Raw data
———

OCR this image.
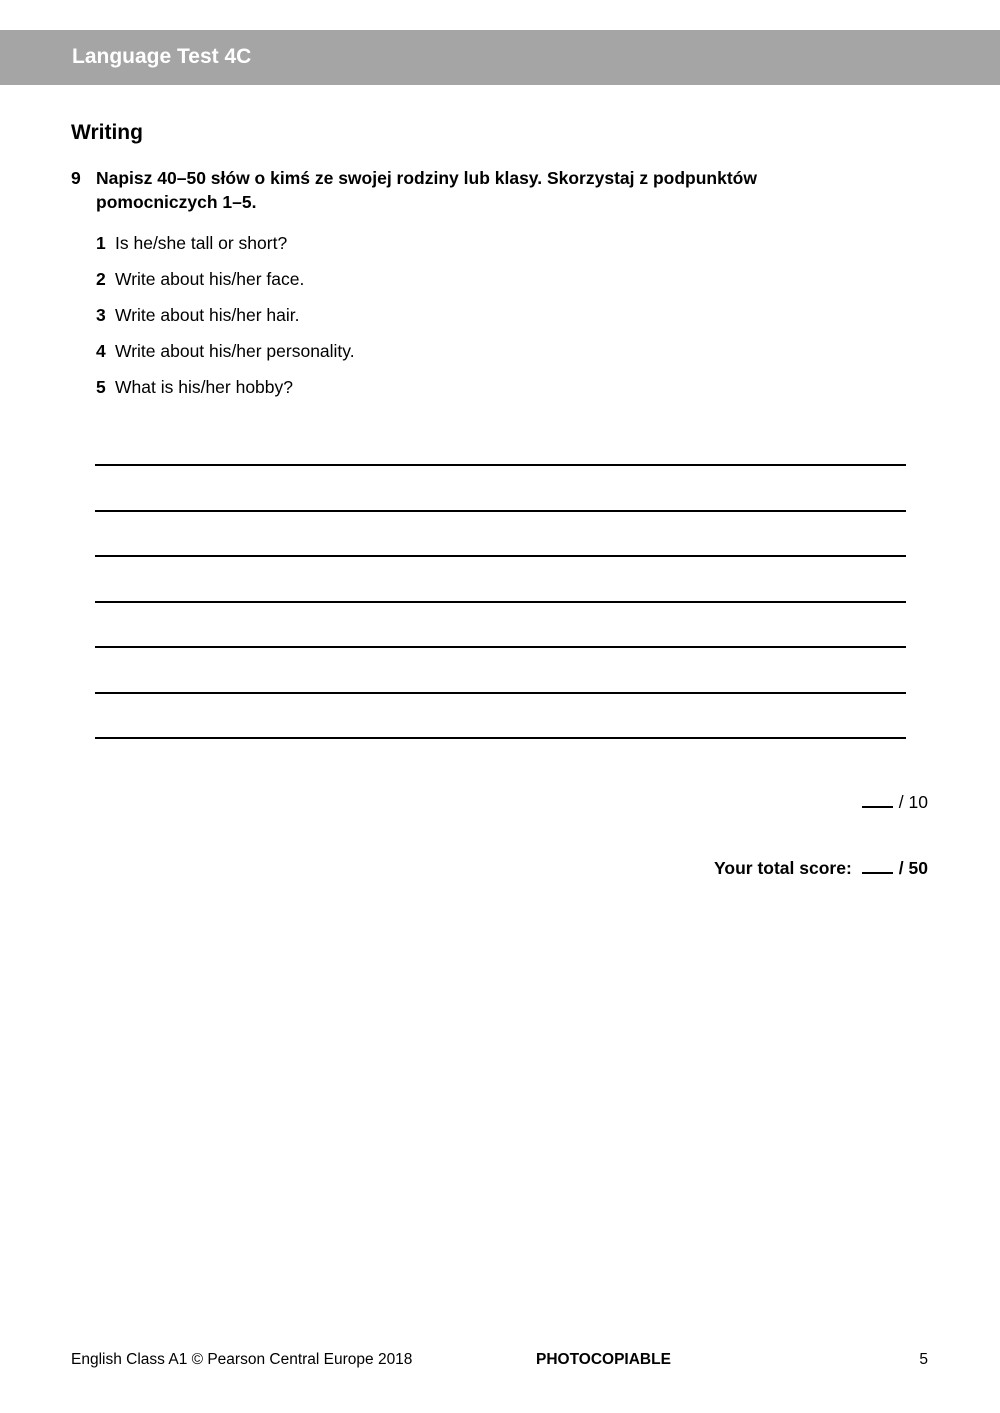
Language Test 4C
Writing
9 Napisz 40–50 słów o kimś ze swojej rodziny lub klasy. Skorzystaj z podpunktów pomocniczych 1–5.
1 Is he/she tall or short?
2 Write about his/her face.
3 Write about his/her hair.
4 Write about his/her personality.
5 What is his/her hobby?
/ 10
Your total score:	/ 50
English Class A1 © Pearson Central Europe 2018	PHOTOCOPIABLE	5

———

Your instructions
Repeat the records above exactly, leaving out any pictures they contain.

Correct response
OCR this image.
Language Test 4C
Writing
9 Napisz 40–50 słów o kimś ze swojej rodziny lub klasy. Skorzystaj z podpunktów pomocniczych 1–5.
1 Is he/she tall or short?
2 Write about his/her face.
3 Write about his/her hair.
4 Write about his/her personality.
5 What is his/her hobby?
/ 10
Your total score:	/ 50
English Class A1 © Pearson Central Europe 2018	PHOTOCOPIABLE	5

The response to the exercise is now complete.